╭─ Available records
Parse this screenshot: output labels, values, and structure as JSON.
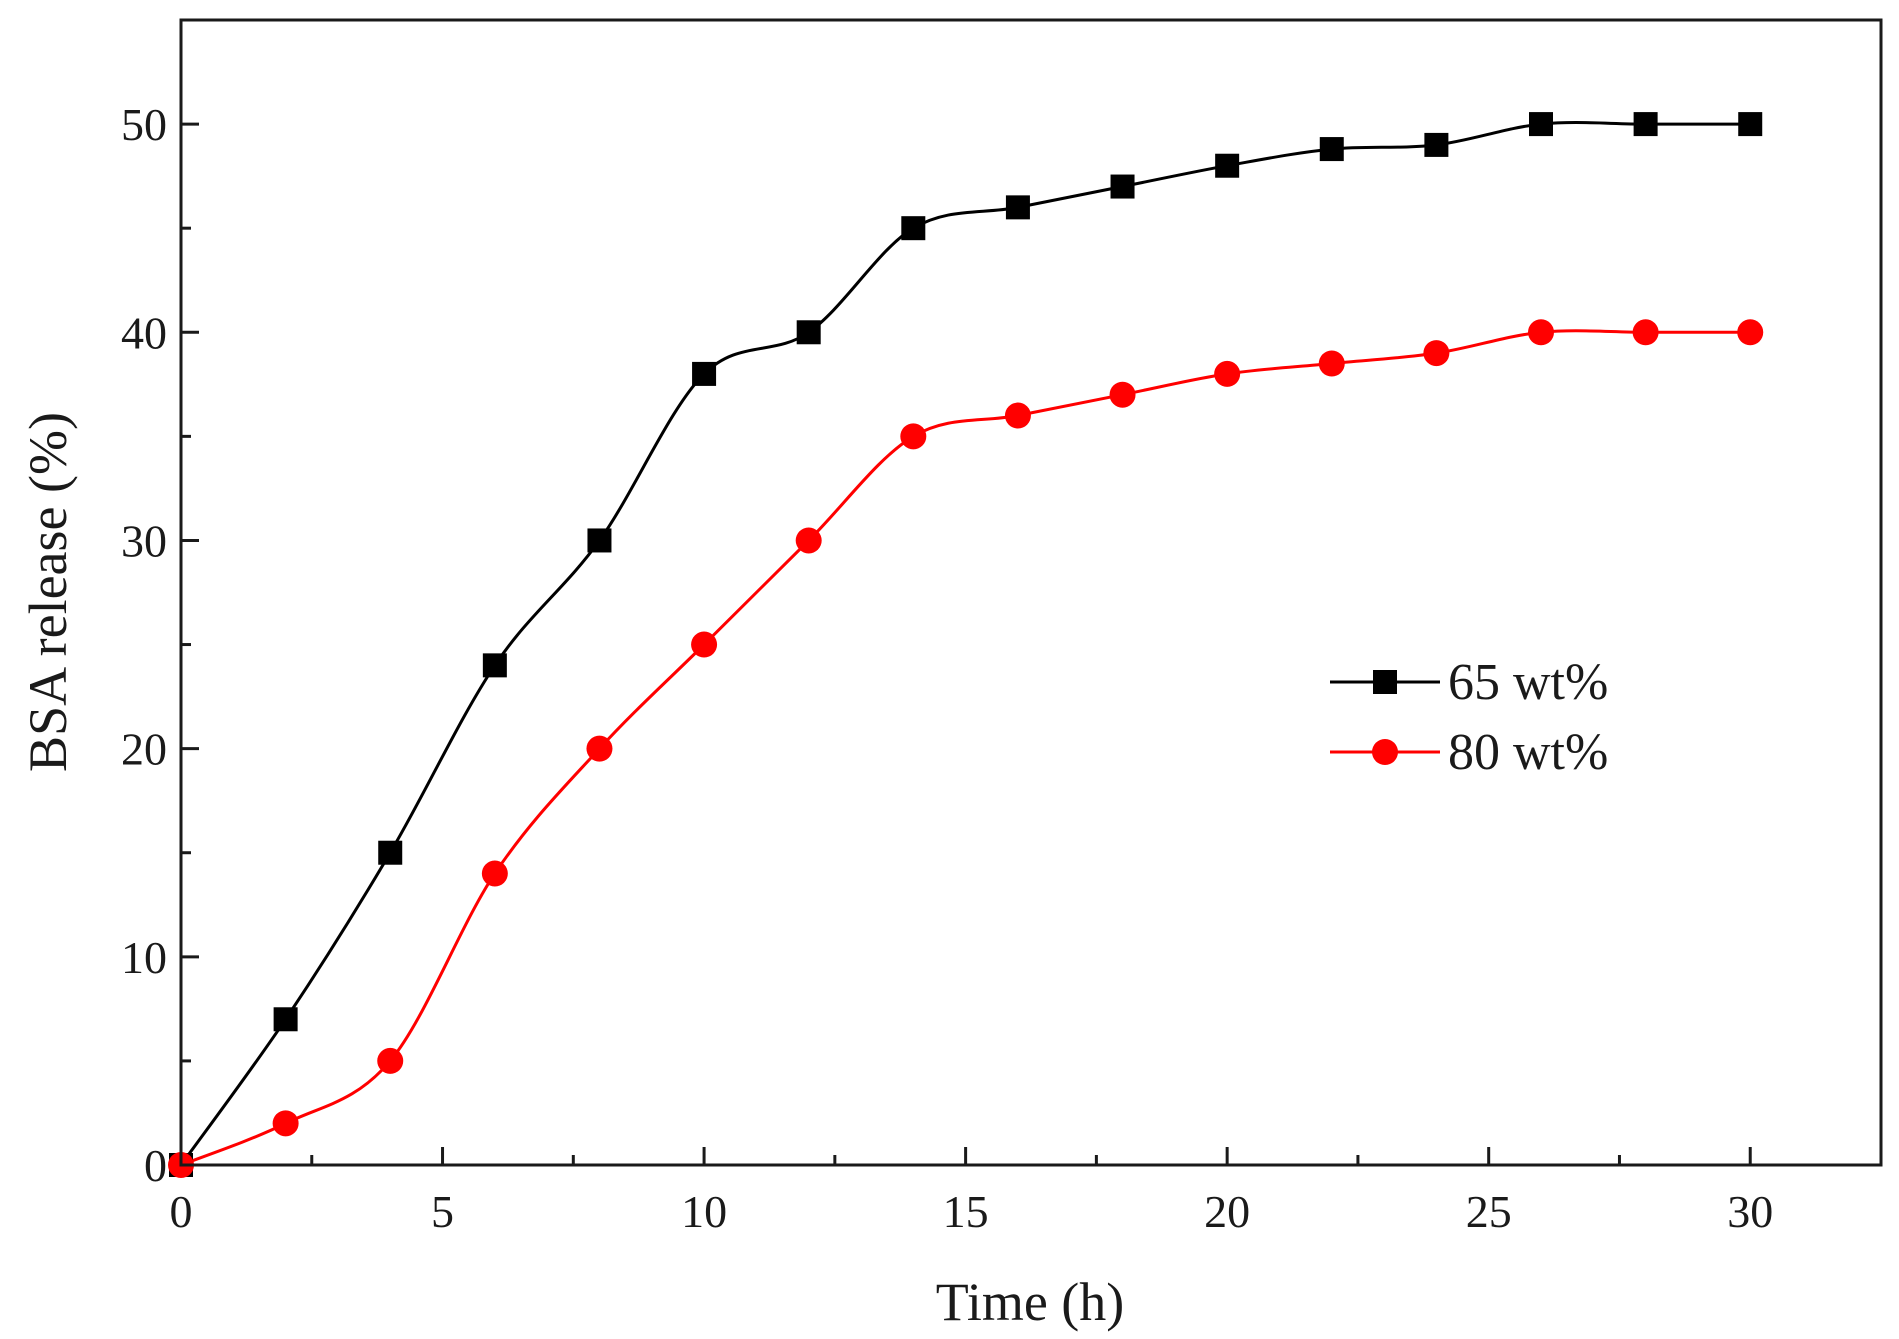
{
  "chart_data": {
    "type": "line",
    "title": "",
    "xlabel": "Time (h)",
    "ylabel": "BSA release (%)",
    "xlim": [
      0,
      32.5
    ],
    "ylim": [
      0,
      55
    ],
    "xticks": [
      0,
      5,
      10,
      15,
      20,
      25,
      30
    ],
    "yticks": [
      0,
      10,
      20,
      30,
      40,
      50
    ],
    "xtick_labels": [
      "0",
      "5",
      "10",
      "15",
      "20",
      "25",
      "30"
    ],
    "ytick_labels": [
      "0",
      "10",
      "20",
      "30",
      "40",
      "50"
    ],
    "grid": false,
    "legend_position": "center-right",
    "series": [
      {
        "name": "65 wt%",
        "color": "#000000",
        "marker": "square",
        "x": [
          0,
          2,
          4,
          6,
          8,
          10,
          12,
          14,
          16,
          18,
          20,
          22,
          24,
          26,
          28,
          30
        ],
        "values": [
          0,
          7,
          15,
          24,
          30,
          38,
          40,
          45,
          46,
          47,
          48,
          48.8,
          49,
          50,
          50,
          50
        ]
      },
      {
        "name": "80 wt%",
        "color": "#ff0000",
        "marker": "circle",
        "x": [
          0,
          2,
          4,
          6,
          8,
          10,
          12,
          14,
          16,
          18,
          20,
          22,
          24,
          26,
          28,
          30
        ],
        "values": [
          0,
          2,
          5,
          14,
          20,
          25,
          30,
          35,
          36,
          37,
          38,
          38.5,
          39,
          40,
          40,
          40
        ]
      }
    ]
  }
}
╰─
(Task to carry out):
Reproduce every record word for word. The copy must contain no pictures.

(Finished exercise):
Parse this screenshot: output labels, values, and structure as JSON.
{
  "chart_data": {
    "type": "line",
    "title": "",
    "xlabel": "Time (h)",
    "ylabel": "BSA release (%)",
    "xlim": [
      0,
      32.5
    ],
    "ylim": [
      0,
      55
    ],
    "xticks": [
      0,
      5,
      10,
      15,
      20,
      25,
      30
    ],
    "yticks": [
      0,
      10,
      20,
      30,
      40,
      50
    ],
    "xtick_labels": [
      "0",
      "5",
      "10",
      "15",
      "20",
      "25",
      "30"
    ],
    "ytick_labels": [
      "0",
      "10",
      "20",
      "30",
      "40",
      "50"
    ],
    "grid": false,
    "legend_position": "center-right",
    "series": [
      {
        "name": "65 wt%",
        "color": "#000000",
        "marker": "square",
        "x": [
          0,
          2,
          4,
          6,
          8,
          10,
          12,
          14,
          16,
          18,
          20,
          22,
          24,
          26,
          28,
          30
        ],
        "values": [
          0,
          7,
          15,
          24,
          30,
          38,
          40,
          45,
          46,
          47,
          48,
          48.8,
          49,
          50,
          50,
          50
        ]
      },
      {
        "name": "80 wt%",
        "color": "#ff0000",
        "marker": "circle",
        "x": [
          0,
          2,
          4,
          6,
          8,
          10,
          12,
          14,
          16,
          18,
          20,
          22,
          24,
          26,
          28,
          30
        ],
        "values": [
          0,
          2,
          5,
          14,
          20,
          25,
          30,
          35,
          36,
          37,
          38,
          38.5,
          39,
          40,
          40,
          40
        ]
      }
    ]
  }
}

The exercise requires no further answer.